• Set exercise: Copy out the lines that have "will" in them.

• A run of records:
________________________

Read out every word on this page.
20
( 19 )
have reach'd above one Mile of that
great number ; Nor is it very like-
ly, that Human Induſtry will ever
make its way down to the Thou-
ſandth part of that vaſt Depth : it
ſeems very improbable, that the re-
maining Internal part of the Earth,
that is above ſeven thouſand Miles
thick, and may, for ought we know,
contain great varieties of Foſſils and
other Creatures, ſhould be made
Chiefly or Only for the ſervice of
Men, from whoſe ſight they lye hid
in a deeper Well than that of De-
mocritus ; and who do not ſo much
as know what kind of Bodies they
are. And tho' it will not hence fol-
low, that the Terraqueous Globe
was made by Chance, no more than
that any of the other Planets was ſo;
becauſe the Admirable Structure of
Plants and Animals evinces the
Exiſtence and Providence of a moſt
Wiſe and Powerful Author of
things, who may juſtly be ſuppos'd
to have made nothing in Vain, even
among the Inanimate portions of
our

________________________

• Completed exercise:
ly, that Human Induſtry will ever
are. And tho' it will not hence fol-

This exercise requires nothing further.